> **DIRECTIONS FOR THIS TASK**:
Look for "Greatbass" in the listing below. Gather each line that contains it.

--- INFORMATION PROVIDED ---

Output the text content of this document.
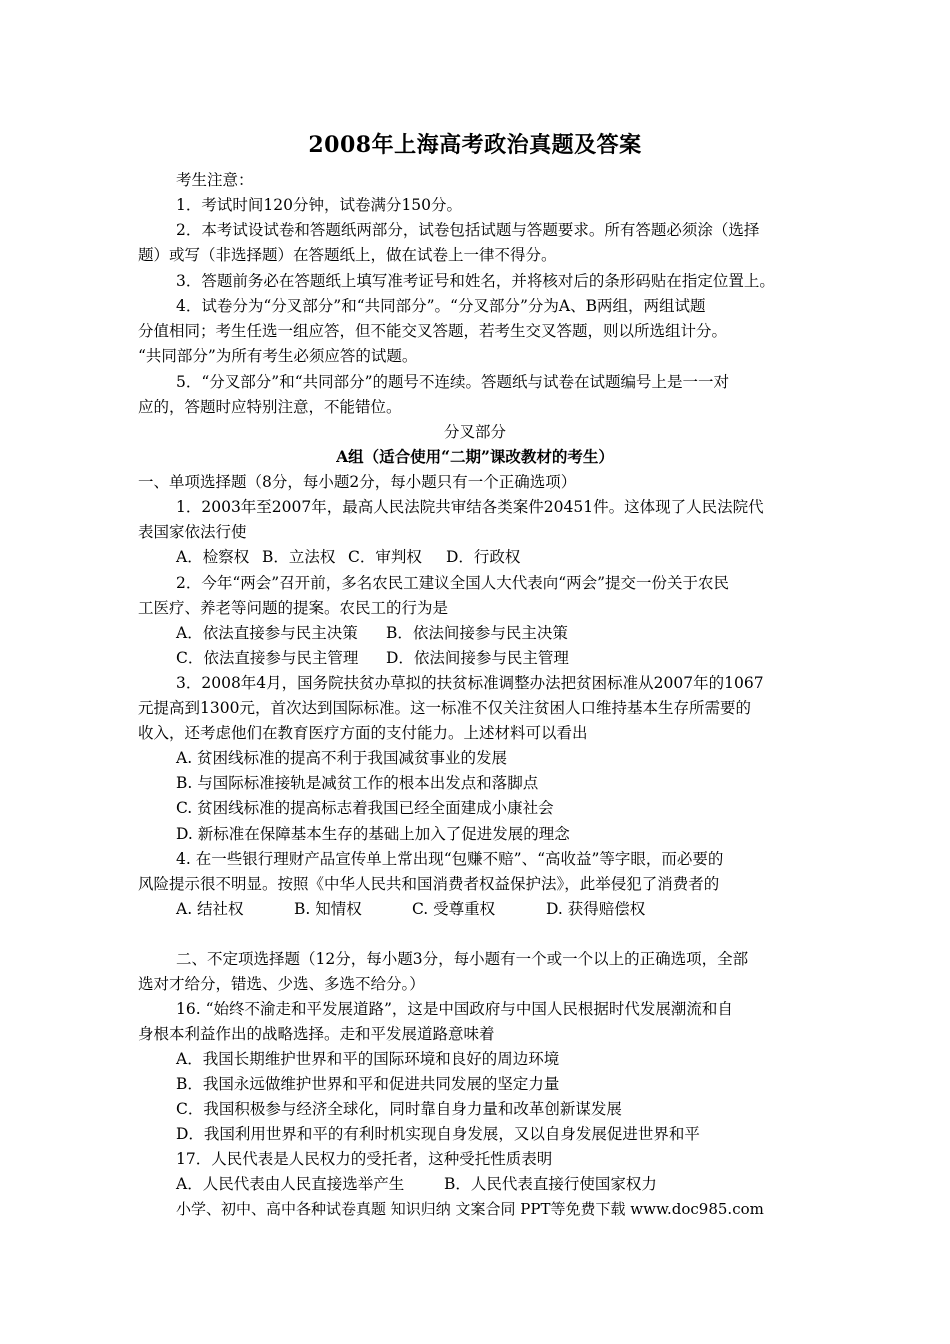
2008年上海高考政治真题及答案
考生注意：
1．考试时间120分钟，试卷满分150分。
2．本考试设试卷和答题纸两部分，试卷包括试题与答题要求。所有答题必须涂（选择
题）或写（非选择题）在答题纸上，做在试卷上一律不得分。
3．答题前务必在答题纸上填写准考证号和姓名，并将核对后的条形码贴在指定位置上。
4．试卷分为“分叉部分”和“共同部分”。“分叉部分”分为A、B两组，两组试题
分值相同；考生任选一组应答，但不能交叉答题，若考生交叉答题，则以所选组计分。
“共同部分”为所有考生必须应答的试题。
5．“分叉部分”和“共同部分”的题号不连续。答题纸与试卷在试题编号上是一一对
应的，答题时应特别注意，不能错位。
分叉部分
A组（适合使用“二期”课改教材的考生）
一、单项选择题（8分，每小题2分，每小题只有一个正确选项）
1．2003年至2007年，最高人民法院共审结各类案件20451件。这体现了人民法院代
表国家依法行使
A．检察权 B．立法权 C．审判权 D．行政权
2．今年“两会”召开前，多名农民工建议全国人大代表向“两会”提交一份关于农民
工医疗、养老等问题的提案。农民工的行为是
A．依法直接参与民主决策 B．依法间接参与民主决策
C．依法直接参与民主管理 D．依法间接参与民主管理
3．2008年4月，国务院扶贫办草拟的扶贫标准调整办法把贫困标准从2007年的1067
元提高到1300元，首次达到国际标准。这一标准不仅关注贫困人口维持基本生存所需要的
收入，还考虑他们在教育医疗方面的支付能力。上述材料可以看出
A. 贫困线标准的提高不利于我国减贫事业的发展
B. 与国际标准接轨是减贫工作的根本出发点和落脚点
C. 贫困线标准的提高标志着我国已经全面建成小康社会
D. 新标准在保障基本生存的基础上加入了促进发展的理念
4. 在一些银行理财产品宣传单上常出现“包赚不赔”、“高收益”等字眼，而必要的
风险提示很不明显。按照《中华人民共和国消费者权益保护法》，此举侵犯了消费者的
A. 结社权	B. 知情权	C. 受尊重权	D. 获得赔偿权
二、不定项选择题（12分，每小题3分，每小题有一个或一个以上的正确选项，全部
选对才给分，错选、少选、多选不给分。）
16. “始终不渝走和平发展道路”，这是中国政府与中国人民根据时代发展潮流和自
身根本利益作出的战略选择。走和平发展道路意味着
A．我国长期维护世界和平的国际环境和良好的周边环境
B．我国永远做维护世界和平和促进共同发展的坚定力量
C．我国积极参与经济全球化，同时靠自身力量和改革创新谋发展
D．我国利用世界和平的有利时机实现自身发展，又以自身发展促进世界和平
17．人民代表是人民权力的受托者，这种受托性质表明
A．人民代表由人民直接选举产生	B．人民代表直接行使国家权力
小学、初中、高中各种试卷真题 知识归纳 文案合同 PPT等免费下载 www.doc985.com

---
--- INFORMATION PROVIDED ---

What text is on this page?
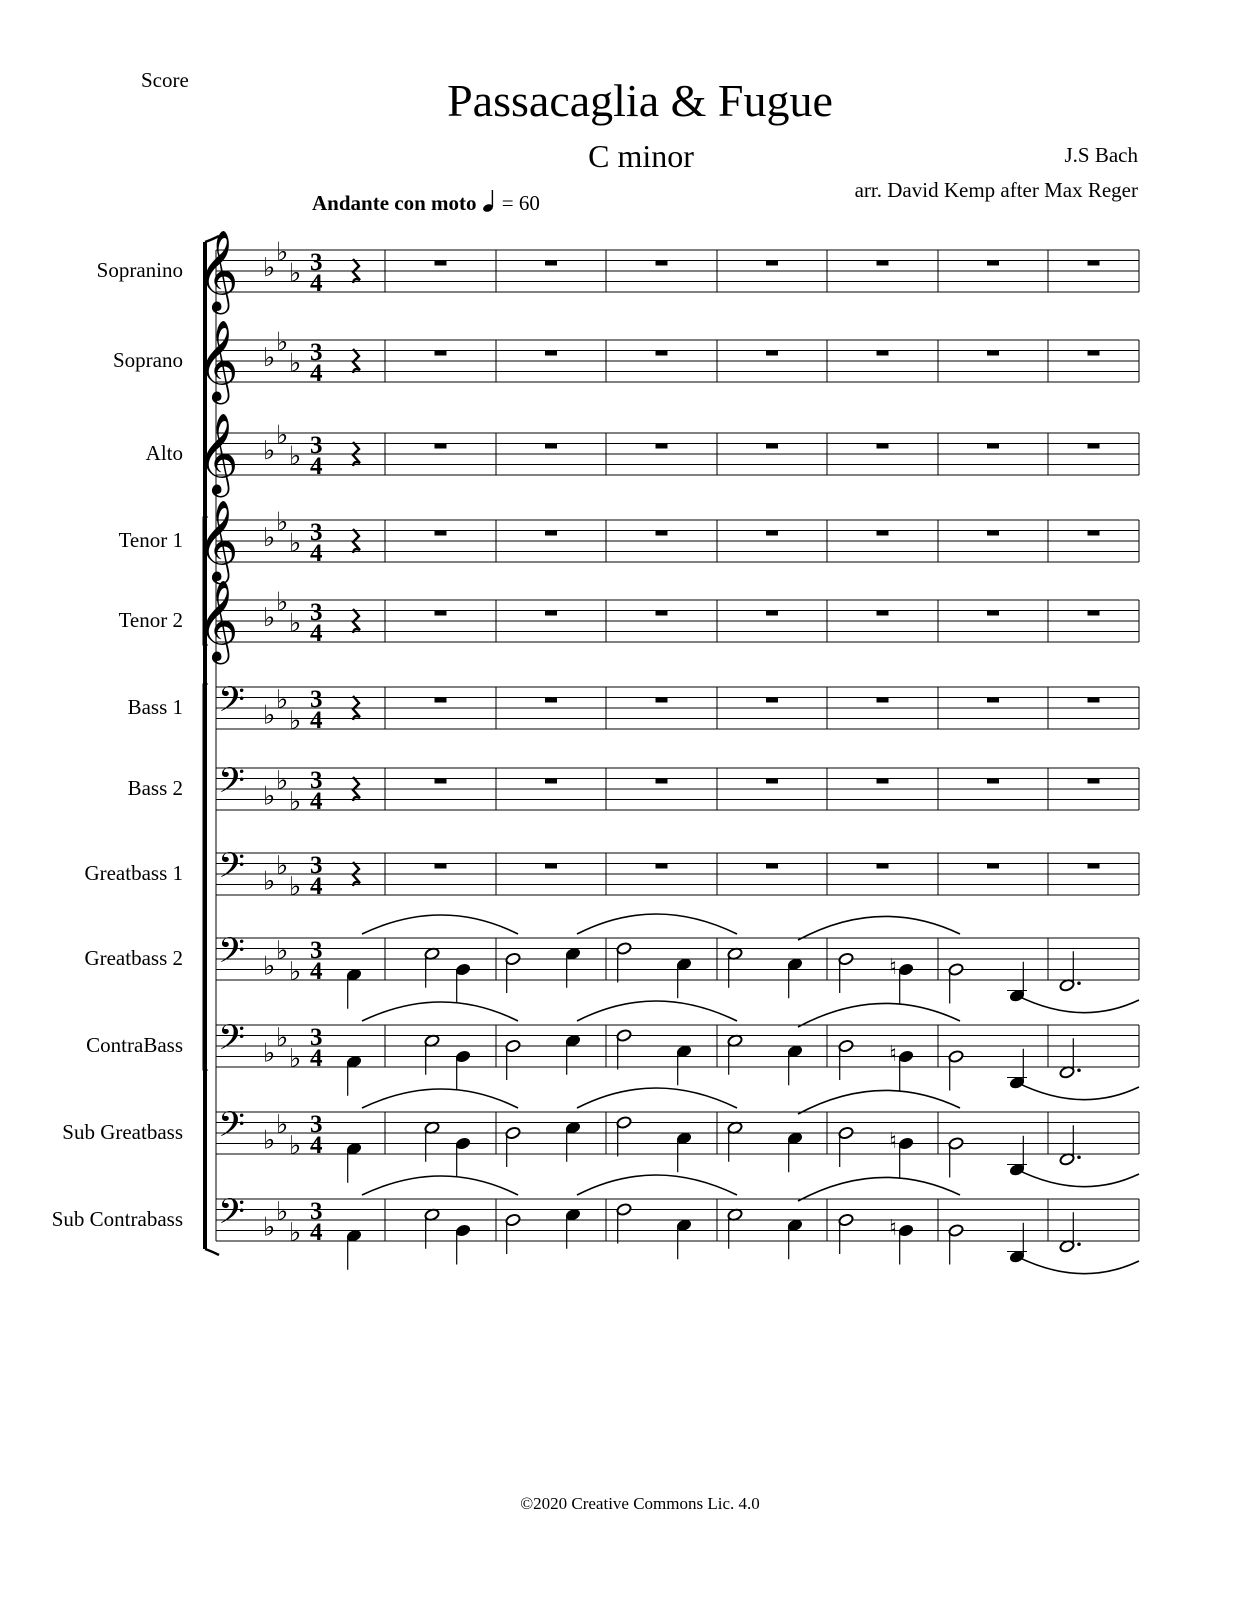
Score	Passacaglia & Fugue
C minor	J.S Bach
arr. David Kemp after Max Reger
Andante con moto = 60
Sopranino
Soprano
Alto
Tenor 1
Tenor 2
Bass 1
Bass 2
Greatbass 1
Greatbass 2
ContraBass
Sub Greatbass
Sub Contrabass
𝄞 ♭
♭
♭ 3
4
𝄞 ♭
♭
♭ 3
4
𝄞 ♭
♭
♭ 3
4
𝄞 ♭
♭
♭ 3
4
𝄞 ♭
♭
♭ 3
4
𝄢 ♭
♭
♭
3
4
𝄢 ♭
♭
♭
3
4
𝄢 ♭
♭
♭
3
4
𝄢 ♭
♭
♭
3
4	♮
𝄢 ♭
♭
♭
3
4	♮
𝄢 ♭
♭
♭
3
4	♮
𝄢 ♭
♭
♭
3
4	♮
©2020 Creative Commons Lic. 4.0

---

> **ANSWER BELOW**:
Greatbass 1
Greatbass 2
Sub Greatbass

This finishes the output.